Task instructions — Filter the records below for the word "Tharun". Copy each line that holds it.
============================================================
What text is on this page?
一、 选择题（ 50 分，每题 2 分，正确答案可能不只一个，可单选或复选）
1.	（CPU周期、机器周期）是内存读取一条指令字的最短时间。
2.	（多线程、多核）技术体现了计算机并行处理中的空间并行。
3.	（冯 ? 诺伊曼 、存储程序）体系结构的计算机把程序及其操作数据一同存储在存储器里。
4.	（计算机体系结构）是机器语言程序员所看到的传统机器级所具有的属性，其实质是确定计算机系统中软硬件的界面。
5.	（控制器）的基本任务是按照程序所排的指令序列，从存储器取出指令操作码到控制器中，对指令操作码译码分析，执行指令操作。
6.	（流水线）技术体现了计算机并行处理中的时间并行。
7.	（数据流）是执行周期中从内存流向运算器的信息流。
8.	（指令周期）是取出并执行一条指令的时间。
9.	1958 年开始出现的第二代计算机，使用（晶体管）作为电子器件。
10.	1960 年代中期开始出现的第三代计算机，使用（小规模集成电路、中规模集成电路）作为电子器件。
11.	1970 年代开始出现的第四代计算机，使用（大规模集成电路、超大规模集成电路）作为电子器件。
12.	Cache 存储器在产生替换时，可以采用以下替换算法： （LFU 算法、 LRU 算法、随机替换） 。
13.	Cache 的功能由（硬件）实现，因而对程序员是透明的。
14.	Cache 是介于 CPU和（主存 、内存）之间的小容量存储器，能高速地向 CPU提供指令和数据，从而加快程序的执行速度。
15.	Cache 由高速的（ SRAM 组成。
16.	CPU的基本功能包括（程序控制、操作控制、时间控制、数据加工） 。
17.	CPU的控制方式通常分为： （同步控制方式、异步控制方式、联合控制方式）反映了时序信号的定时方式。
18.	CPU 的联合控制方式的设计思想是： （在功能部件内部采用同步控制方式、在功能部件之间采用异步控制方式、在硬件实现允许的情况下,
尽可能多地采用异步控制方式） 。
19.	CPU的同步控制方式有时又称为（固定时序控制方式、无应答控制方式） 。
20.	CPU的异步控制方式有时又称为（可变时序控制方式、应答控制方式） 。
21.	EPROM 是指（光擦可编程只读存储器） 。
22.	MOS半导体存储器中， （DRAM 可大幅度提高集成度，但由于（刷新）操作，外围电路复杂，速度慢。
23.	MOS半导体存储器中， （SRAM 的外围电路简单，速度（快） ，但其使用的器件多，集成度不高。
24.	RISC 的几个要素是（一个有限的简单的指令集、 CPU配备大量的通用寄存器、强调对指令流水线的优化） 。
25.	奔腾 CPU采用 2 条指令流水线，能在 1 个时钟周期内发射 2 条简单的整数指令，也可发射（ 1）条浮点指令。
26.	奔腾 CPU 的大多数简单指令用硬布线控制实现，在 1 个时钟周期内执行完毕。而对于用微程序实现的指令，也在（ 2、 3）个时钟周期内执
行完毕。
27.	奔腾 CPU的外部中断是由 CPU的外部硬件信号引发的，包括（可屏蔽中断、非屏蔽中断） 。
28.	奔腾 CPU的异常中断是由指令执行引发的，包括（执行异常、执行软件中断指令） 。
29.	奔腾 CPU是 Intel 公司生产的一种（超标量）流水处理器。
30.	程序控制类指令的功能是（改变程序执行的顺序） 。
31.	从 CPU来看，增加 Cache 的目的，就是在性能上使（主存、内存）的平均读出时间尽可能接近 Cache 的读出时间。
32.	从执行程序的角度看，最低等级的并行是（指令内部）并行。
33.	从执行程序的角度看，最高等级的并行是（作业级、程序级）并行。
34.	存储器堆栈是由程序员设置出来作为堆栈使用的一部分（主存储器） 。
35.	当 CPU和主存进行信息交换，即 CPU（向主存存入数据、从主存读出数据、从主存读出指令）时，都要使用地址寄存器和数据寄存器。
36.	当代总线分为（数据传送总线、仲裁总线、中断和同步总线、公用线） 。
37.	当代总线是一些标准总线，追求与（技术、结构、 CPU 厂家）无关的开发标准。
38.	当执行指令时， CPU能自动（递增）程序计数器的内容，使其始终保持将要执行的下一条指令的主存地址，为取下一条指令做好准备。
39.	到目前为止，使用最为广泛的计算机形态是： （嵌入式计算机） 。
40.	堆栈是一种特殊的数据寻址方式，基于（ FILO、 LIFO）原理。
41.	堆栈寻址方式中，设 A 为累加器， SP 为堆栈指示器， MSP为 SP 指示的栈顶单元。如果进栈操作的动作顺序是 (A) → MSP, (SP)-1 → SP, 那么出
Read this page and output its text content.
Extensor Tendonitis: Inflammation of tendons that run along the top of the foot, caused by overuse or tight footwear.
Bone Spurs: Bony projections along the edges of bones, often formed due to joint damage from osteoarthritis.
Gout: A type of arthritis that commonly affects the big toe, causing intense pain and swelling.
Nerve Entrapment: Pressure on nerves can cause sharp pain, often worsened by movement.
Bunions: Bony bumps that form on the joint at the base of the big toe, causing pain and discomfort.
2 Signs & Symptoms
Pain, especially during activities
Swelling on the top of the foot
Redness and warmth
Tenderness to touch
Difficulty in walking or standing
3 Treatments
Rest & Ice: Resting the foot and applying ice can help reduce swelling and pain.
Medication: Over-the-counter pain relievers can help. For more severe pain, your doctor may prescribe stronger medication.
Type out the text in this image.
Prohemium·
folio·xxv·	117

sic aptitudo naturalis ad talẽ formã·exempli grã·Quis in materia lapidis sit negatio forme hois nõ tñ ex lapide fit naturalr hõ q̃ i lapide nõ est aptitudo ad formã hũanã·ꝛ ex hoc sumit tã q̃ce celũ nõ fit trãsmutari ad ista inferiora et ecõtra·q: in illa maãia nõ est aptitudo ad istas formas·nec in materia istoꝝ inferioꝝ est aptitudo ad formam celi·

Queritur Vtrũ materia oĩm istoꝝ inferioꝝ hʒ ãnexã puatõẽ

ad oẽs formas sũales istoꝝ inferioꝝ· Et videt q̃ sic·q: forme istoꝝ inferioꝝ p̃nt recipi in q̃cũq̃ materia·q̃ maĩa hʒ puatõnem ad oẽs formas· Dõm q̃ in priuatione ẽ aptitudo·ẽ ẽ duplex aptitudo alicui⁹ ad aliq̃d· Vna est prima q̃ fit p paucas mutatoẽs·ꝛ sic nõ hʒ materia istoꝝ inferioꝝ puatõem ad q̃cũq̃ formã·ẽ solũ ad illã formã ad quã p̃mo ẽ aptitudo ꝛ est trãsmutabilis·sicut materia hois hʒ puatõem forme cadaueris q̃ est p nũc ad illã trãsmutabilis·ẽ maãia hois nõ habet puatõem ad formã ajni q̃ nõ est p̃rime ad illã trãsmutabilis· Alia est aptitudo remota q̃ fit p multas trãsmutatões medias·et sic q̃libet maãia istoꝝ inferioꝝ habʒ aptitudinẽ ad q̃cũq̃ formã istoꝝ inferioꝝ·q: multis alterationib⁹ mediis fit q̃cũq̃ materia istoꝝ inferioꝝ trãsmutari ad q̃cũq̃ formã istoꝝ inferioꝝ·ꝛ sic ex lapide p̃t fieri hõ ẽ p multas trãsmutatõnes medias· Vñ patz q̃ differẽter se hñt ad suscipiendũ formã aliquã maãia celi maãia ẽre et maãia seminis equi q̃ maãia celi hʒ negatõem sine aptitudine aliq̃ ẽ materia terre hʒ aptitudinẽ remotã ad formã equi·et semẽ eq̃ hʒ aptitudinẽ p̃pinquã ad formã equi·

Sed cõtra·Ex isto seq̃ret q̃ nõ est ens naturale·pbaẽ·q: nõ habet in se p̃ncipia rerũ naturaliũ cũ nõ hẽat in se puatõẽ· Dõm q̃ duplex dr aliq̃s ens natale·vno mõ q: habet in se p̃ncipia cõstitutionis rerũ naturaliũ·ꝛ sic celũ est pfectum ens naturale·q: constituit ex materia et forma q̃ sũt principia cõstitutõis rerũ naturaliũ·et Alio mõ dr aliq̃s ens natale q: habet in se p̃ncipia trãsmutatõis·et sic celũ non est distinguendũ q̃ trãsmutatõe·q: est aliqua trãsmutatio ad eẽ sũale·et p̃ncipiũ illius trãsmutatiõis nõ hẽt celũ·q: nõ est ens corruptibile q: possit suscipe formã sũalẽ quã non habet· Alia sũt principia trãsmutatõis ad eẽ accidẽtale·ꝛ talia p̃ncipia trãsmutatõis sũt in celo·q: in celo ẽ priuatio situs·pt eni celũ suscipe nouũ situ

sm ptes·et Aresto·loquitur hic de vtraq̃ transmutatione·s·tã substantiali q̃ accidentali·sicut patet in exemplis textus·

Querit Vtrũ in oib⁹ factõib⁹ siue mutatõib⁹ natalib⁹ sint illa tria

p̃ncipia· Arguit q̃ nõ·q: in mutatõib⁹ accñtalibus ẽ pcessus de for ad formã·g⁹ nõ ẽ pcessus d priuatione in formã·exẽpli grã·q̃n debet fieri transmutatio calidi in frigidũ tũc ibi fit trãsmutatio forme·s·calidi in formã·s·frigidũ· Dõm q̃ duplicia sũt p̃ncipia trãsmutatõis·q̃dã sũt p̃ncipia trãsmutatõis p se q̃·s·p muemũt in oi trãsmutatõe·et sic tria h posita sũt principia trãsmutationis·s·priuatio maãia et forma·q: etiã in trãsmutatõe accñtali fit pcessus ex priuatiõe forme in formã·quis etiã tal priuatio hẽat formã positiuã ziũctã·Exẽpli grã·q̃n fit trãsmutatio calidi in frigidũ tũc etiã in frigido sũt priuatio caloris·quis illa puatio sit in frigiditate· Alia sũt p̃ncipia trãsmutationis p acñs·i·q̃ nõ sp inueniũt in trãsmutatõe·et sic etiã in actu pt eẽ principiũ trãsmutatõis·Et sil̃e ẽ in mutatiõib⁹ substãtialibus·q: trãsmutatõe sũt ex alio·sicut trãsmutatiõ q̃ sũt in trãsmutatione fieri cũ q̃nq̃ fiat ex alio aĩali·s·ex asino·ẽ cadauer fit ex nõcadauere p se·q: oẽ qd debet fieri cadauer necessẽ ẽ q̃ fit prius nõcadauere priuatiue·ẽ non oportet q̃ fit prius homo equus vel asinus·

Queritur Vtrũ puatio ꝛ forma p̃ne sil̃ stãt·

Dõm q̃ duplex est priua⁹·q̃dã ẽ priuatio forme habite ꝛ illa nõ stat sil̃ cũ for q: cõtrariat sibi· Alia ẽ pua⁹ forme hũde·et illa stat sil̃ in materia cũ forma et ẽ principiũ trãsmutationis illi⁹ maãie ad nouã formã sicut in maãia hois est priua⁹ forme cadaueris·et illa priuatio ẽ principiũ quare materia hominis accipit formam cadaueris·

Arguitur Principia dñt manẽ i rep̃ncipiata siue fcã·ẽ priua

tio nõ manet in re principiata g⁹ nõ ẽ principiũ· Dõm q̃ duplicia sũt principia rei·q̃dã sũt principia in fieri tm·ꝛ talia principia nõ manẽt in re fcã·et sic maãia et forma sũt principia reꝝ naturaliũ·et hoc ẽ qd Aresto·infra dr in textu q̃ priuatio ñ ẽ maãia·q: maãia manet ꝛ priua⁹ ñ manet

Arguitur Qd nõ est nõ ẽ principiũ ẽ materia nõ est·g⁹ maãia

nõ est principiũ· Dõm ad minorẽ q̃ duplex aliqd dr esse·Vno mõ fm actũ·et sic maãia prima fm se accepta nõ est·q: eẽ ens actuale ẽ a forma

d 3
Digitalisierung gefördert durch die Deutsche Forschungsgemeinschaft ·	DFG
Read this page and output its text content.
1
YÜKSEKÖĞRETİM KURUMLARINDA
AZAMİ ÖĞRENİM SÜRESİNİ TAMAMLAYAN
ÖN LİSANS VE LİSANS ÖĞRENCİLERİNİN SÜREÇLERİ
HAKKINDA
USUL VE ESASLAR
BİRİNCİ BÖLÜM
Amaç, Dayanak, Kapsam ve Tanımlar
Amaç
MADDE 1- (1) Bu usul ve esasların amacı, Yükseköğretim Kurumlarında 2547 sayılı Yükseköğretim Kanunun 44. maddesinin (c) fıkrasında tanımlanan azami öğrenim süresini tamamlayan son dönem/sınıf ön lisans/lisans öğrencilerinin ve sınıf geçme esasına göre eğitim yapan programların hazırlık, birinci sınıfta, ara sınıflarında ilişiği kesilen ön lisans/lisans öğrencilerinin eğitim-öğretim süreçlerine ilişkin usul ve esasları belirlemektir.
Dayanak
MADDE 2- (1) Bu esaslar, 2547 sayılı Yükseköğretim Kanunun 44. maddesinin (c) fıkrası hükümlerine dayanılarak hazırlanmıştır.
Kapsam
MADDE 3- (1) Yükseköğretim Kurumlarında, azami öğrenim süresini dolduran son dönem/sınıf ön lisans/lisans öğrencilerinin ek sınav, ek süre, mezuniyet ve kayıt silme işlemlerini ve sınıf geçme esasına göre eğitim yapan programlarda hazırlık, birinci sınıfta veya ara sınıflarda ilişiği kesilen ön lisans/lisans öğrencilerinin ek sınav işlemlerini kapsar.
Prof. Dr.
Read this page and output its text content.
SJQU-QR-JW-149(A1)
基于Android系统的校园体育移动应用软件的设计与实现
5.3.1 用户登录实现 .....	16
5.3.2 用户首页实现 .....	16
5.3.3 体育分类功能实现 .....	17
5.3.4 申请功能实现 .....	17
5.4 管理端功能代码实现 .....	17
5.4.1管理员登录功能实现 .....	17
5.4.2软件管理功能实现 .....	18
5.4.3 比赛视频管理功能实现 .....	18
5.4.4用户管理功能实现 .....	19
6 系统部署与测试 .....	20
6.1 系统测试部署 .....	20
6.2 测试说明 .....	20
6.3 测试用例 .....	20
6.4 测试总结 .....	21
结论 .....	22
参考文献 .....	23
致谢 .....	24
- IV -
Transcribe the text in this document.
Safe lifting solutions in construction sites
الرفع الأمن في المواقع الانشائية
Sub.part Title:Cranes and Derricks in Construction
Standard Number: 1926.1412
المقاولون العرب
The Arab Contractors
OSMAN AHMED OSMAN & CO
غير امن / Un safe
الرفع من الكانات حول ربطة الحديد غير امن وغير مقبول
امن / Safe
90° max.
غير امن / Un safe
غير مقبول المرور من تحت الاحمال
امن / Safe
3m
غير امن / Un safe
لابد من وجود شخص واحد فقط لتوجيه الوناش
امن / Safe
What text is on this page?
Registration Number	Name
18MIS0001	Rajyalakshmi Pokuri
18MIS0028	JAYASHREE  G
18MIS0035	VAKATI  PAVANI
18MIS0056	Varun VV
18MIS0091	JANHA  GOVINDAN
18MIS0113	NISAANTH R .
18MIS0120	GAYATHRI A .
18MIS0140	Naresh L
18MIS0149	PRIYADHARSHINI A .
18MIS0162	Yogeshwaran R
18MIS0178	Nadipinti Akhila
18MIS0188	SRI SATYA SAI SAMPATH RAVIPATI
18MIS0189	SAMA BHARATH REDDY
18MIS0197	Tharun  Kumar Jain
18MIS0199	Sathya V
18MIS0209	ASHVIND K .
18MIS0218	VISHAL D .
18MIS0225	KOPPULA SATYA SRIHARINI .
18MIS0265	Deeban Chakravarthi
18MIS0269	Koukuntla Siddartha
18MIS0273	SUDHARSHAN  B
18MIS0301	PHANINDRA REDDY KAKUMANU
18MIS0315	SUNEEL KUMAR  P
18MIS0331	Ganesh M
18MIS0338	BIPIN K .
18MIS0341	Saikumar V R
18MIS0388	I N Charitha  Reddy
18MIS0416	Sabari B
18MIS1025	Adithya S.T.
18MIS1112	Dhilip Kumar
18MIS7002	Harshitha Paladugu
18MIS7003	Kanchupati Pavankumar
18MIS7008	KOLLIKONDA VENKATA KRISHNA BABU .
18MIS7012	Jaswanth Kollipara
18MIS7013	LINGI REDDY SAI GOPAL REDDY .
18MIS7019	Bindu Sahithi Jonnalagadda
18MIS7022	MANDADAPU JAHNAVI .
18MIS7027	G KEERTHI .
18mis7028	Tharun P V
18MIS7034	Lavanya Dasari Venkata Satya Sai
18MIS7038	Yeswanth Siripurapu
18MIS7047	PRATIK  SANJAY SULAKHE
============================================================
Solution below —
18MIS0197	Tharun  Kumar Jain
18mis7028	Tharun P V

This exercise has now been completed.